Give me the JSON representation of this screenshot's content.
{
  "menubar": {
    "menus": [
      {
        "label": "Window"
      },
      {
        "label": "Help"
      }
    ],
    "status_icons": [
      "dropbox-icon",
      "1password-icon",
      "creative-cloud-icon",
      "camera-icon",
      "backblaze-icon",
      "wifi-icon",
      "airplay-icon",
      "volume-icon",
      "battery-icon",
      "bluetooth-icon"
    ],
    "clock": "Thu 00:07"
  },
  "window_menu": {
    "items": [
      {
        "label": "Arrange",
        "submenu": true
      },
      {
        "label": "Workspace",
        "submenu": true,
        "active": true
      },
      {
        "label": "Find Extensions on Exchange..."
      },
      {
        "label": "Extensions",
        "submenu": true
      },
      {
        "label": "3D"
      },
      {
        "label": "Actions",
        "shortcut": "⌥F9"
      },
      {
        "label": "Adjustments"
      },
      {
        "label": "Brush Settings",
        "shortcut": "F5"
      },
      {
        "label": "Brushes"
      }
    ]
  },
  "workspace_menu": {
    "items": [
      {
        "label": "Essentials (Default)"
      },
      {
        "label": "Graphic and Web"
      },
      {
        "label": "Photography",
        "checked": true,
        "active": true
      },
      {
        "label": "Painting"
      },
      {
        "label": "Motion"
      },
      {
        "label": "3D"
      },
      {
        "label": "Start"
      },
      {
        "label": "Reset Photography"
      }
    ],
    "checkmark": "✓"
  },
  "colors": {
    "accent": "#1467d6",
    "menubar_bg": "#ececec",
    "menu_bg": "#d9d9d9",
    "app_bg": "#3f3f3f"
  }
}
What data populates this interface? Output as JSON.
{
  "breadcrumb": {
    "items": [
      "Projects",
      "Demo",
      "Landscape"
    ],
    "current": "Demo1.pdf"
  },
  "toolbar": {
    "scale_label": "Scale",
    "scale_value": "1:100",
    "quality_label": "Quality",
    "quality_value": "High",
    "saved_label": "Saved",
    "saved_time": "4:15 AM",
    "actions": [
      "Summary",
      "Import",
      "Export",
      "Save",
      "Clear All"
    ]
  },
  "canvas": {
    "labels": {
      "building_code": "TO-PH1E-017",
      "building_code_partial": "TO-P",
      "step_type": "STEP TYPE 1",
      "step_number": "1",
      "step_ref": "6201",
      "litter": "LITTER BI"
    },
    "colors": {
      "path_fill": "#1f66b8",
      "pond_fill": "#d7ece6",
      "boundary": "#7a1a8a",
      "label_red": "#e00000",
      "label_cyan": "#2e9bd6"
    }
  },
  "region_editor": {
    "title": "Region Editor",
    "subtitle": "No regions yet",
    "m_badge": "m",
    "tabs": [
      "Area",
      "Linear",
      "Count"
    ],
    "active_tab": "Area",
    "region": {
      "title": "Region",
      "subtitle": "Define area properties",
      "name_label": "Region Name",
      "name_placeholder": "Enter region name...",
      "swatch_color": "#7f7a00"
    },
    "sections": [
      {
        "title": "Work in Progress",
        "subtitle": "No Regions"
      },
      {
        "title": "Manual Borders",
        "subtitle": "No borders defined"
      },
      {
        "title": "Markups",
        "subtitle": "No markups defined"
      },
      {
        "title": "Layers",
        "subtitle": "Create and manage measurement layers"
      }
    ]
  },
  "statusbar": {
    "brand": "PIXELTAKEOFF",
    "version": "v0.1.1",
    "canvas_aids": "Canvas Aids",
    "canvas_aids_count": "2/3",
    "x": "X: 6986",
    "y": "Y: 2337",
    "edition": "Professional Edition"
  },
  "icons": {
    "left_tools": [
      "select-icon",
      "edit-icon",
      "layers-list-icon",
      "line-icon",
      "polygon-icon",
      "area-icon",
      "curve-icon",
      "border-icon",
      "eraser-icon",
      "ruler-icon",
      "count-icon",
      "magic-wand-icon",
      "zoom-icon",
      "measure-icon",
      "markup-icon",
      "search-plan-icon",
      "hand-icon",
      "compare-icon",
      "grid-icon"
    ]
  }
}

#### Problem description
Write out every line of the listing that holds the word "JSON".

#### Answer in full
Give me the JSON representation of this screenshot's content.
What data populates this interface? Output as JSON.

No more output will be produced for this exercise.